▽

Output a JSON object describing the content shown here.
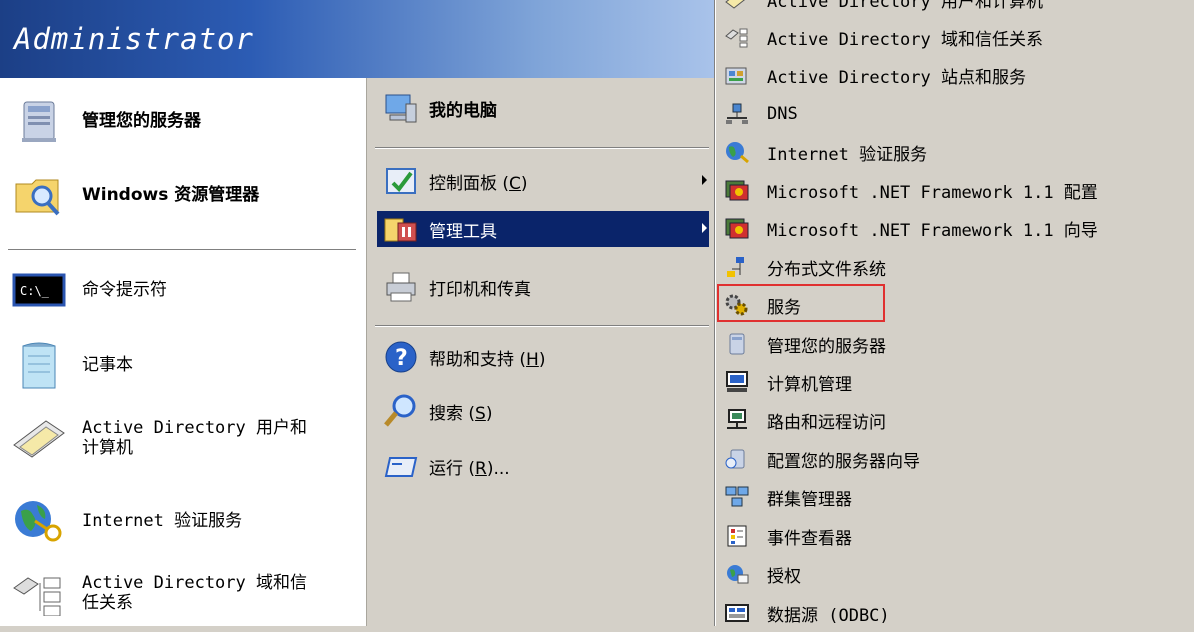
{
  "header": {
    "user": "Administrator"
  },
  "left_panel": {
    "pinned": [
      {
        "label": "管理您的服务器",
        "icon": "server-icon"
      },
      {
        "label": "Windows 资源管理器",
        "icon": "explorer-folder-icon"
      }
    ],
    "recent": [
      {
        "label": "命令提示符",
        "icon": "command-prompt-icon"
      },
      {
        "label": "记事本",
        "icon": "notepad-icon"
      },
      {
        "label": "Active Directory 用户和\n计算机",
        "icon": "ad-users-icon"
      },
      {
        "label": "Internet 验证服务",
        "icon": "globe-key-icon"
      },
      {
        "label": "Active Directory 域和信\n任关系",
        "icon": "ad-trusts-icon"
      }
    ]
  },
  "mid_panel": {
    "items": [
      {
        "label": "我的电脑",
        "icon": "my-computer-icon"
      },
      {
        "label": "控制面板 (",
        "key": "C",
        "suffix": ")",
        "icon": "control-panel-icon"
      },
      {
        "label": "管理工具",
        "icon": "admin-tools-icon"
      },
      {
        "label": "打印机和传真",
        "icon": "printer-icon"
      },
      {
        "label": "帮助和支持 (",
        "key": "H",
        "suffix": ")",
        "icon": "help-icon"
      },
      {
        "label": "搜索 (",
        "key": "S",
        "suffix": ")",
        "icon": "search-icon"
      },
      {
        "label": "运行 (",
        "key": "R",
        "suffix": ")...",
        "icon": "run-icon"
      }
    ]
  },
  "submenu": {
    "items": [
      {
        "label": "Active Directory 用户和计算机",
        "icon": "ad-users-icon"
      },
      {
        "label": "Active Directory 域和信任关系",
        "icon": "ad-trusts-icon"
      },
      {
        "label": "Active Directory 站点和服务",
        "icon": "ad-sites-icon"
      },
      {
        "label": "DNS",
        "icon": "dns-icon"
      },
      {
        "label": "Internet 验证服务",
        "icon": "globe-key-icon"
      },
      {
        "label": "Microsoft .NET Framework 1.1 配置",
        "icon": "dotnet-config-icon"
      },
      {
        "label": "Microsoft .NET Framework 1.1 向导",
        "icon": "dotnet-wizard-icon"
      },
      {
        "label": "分布式文件系统",
        "icon": "dfs-icon"
      },
      {
        "label": "服务",
        "icon": "services-gear-icon"
      },
      {
        "label": "管理您的服务器",
        "icon": "server-icon"
      },
      {
        "label": "计算机管理",
        "icon": "computer-management-icon"
      },
      {
        "label": "路由和远程访问",
        "icon": "routing-icon"
      },
      {
        "label": "配置您的服务器向导",
        "icon": "configure-server-icon"
      },
      {
        "label": "群集管理器",
        "icon": "cluster-icon"
      },
      {
        "label": "事件查看器",
        "icon": "event-viewer-icon"
      },
      {
        "label": "授权",
        "icon": "licensing-icon"
      },
      {
        "label": "数据源 (ODBC)",
        "icon": "odbc-icon"
      }
    ]
  },
  "colors": {
    "selected": "#0a246a",
    "highlight": "#e03030",
    "header": "#2c5cb4"
  }
}
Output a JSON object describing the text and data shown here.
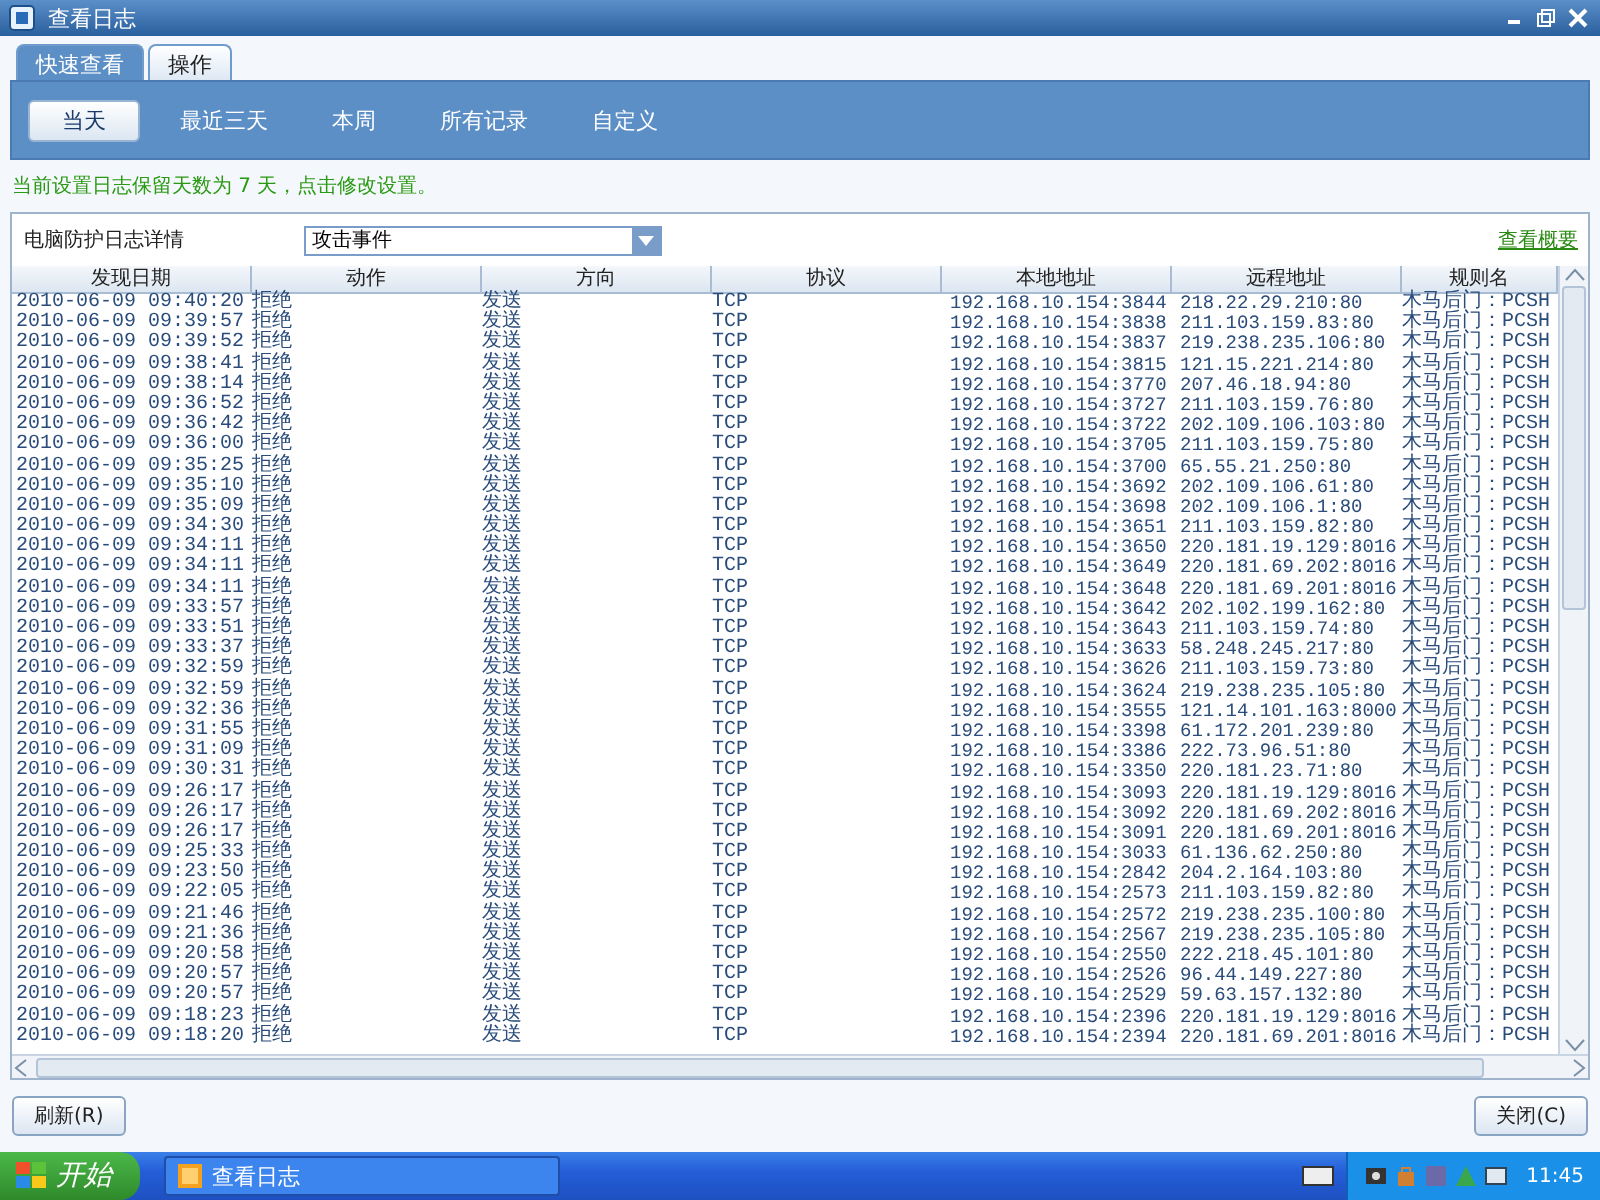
{
  "window": {
    "title": "查看日志"
  },
  "tabs": [
    {
      "label": "快速查看",
      "selected": true
    },
    {
      "label": "操作",
      "selected": false
    }
  ],
  "filters": [
    {
      "label": "当天",
      "selected": true
    },
    {
      "label": "最近三天",
      "selected": false
    },
    {
      "label": "本周",
      "selected": false
    },
    {
      "label": "所有记录",
      "selected": false
    },
    {
      "label": "自定义",
      "selected": false
    }
  ],
  "notice": "当前设置日志保留天数为 7 天，点击修改设置。",
  "log_panel": {
    "label": "电脑防护日志详情",
    "type_select": {
      "value": "攻击事件"
    },
    "summary_link": "查看概要"
  },
  "table": {
    "columns": [
      "发现日期",
      "动作",
      "方向",
      "协议",
      "本地地址",
      "远程地址",
      "规则名"
    ],
    "rows": [
      [
        "2010-06-09 09:40:20",
        "拒绝",
        "发送",
        "TCP",
        "192.168.10.154:3844",
        "218.22.29.210:80",
        "木马后门：PCSH"
      ],
      [
        "2010-06-09 09:39:57",
        "拒绝",
        "发送",
        "TCP",
        "192.168.10.154:3838",
        "211.103.159.83:80",
        "木马后门：PCSH"
      ],
      [
        "2010-06-09 09:39:52",
        "拒绝",
        "发送",
        "TCP",
        "192.168.10.154:3837",
        "219.238.235.106:80",
        "木马后门：PCSH"
      ],
      [
        "2010-06-09 09:38:41",
        "拒绝",
        "发送",
        "TCP",
        "192.168.10.154:3815",
        "121.15.221.214:80",
        "木马后门：PCSH"
      ],
      [
        "2010-06-09 09:38:14",
        "拒绝",
        "发送",
        "TCP",
        "192.168.10.154:3770",
        "207.46.18.94:80",
        "木马后门：PCSH"
      ],
      [
        "2010-06-09 09:36:52",
        "拒绝",
        "发送",
        "TCP",
        "192.168.10.154:3727",
        "211.103.159.76:80",
        "木马后门：PCSH"
      ],
      [
        "2010-06-09 09:36:42",
        "拒绝",
        "发送",
        "TCP",
        "192.168.10.154:3722",
        "202.109.106.103:80",
        "木马后门：PCSH"
      ],
      [
        "2010-06-09 09:36:00",
        "拒绝",
        "发送",
        "TCP",
        "192.168.10.154:3705",
        "211.103.159.75:80",
        "木马后门：PCSH"
      ],
      [
        "2010-06-09 09:35:25",
        "拒绝",
        "发送",
        "TCP",
        "192.168.10.154:3700",
        "65.55.21.250:80",
        "木马后门：PCSH"
      ],
      [
        "2010-06-09 09:35:10",
        "拒绝",
        "发送",
        "TCP",
        "192.168.10.154:3692",
        "202.109.106.61:80",
        "木马后门：PCSH"
      ],
      [
        "2010-06-09 09:35:09",
        "拒绝",
        "发送",
        "TCP",
        "192.168.10.154:3698",
        "202.109.106.1:80",
        "木马后门：PCSH"
      ],
      [
        "2010-06-09 09:34:30",
        "拒绝",
        "发送",
        "TCP",
        "192.168.10.154:3651",
        "211.103.159.82:80",
        "木马后门：PCSH"
      ],
      [
        "2010-06-09 09:34:11",
        "拒绝",
        "发送",
        "TCP",
        "192.168.10.154:3650",
        "220.181.19.129:8016",
        "木马后门：PCSH"
      ],
      [
        "2010-06-09 09:34:11",
        "拒绝",
        "发送",
        "TCP",
        "192.168.10.154:3649",
        "220.181.69.202:8016",
        "木马后门：PCSH"
      ],
      [
        "2010-06-09 09:34:11",
        "拒绝",
        "发送",
        "TCP",
        "192.168.10.154:3648",
        "220.181.69.201:8016",
        "木马后门：PCSH"
      ],
      [
        "2010-06-09 09:33:57",
        "拒绝",
        "发送",
        "TCP",
        "192.168.10.154:3642",
        "202.102.199.162:80",
        "木马后门：PCSH"
      ],
      [
        "2010-06-09 09:33:51",
        "拒绝",
        "发送",
        "TCP",
        "192.168.10.154:3643",
        "211.103.159.74:80",
        "木马后门：PCSH"
      ],
      [
        "2010-06-09 09:33:37",
        "拒绝",
        "发送",
        "TCP",
        "192.168.10.154:3633",
        "58.248.245.217:80",
        "木马后门：PCSH"
      ],
      [
        "2010-06-09 09:32:59",
        "拒绝",
        "发送",
        "TCP",
        "192.168.10.154:3626",
        "211.103.159.73:80",
        "木马后门：PCSH"
      ],
      [
        "2010-06-09 09:32:59",
        "拒绝",
        "发送",
        "TCP",
        "192.168.10.154:3624",
        "219.238.235.105:80",
        "木马后门：PCSH"
      ],
      [
        "2010-06-09 09:32:36",
        "拒绝",
        "发送",
        "TCP",
        "192.168.10.154:3555",
        "121.14.101.163:8000",
        "木马后门：PCSH"
      ],
      [
        "2010-06-09 09:31:55",
        "拒绝",
        "发送",
        "TCP",
        "192.168.10.154:3398",
        "61.172.201.239:80",
        "木马后门：PCSH"
      ],
      [
        "2010-06-09 09:31:09",
        "拒绝",
        "发送",
        "TCP",
        "192.168.10.154:3386",
        "222.73.96.51:80",
        "木马后门：PCSH"
      ],
      [
        "2010-06-09 09:30:31",
        "拒绝",
        "发送",
        "TCP",
        "192.168.10.154:3350",
        "220.181.23.71:80",
        "木马后门：PCSH"
      ],
      [
        "2010-06-09 09:26:17",
        "拒绝",
        "发送",
        "TCP",
        "192.168.10.154:3093",
        "220.181.19.129:8016",
        "木马后门：PCSH"
      ],
      [
        "2010-06-09 09:26:17",
        "拒绝",
        "发送",
        "TCP",
        "192.168.10.154:3092",
        "220.181.69.202:8016",
        "木马后门：PCSH"
      ],
      [
        "2010-06-09 09:26:17",
        "拒绝",
        "发送",
        "TCP",
        "192.168.10.154:3091",
        "220.181.69.201:8016",
        "木马后门：PCSH"
      ],
      [
        "2010-06-09 09:25:33",
        "拒绝",
        "发送",
        "TCP",
        "192.168.10.154:3033",
        "61.136.62.250:80",
        "木马后门：PCSH"
      ],
      [
        "2010-06-09 09:23:50",
        "拒绝",
        "发送",
        "TCP",
        "192.168.10.154:2842",
        "204.2.164.103:80",
        "木马后门：PCSH"
      ],
      [
        "2010-06-09 09:22:05",
        "拒绝",
        "发送",
        "TCP",
        "192.168.10.154:2573",
        "211.103.159.82:80",
        "木马后门：PCSH"
      ],
      [
        "2010-06-09 09:21:46",
        "拒绝",
        "发送",
        "TCP",
        "192.168.10.154:2572",
        "219.238.235.100:80",
        "木马后门：PCSH"
      ],
      [
        "2010-06-09 09:21:36",
        "拒绝",
        "发送",
        "TCP",
        "192.168.10.154:2567",
        "219.238.235.105:80",
        "木马后门：PCSH"
      ],
      [
        "2010-06-09 09:20:58",
        "拒绝",
        "发送",
        "TCP",
        "192.168.10.154:2550",
        "222.218.45.101:80",
        "木马后门：PCSH"
      ],
      [
        "2010-06-09 09:20:57",
        "拒绝",
        "发送",
        "TCP",
        "192.168.10.154:2526",
        "96.44.149.227:80",
        "木马后门：PCSH"
      ],
      [
        "2010-06-09 09:20:57",
        "拒绝",
        "发送",
        "TCP",
        "192.168.10.154:2529",
        "59.63.157.132:80",
        "木马后门：PCSH"
      ],
      [
        "2010-06-09 09:18:23",
        "拒绝",
        "发送",
        "TCP",
        "192.168.10.154:2396",
        "220.181.19.129:8016",
        "木马后门：PCSH"
      ],
      [
        "2010-06-09 09:18:20",
        "拒绝",
        "发送",
        "TCP",
        "192.168.10.154:2394",
        "220.181.69.201:8016",
        "木马后门：PCSH"
      ]
    ]
  },
  "buttons": [
    {
      "label": "刷新(R)",
      "kind": "left"
    },
    {
      "label": "关闭(C)",
      "kind": "right"
    }
  ],
  "taskbar": {
    "start": "开始",
    "task": "查看日志",
    "clock": "11:45"
  }
}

△

— Goal —
Check each line of the records for "here" and copy the ones that contain it.

— Result of this exercise —
Output a JSON object describing the content shown here.
Output a JSON object describing the text and data shown here.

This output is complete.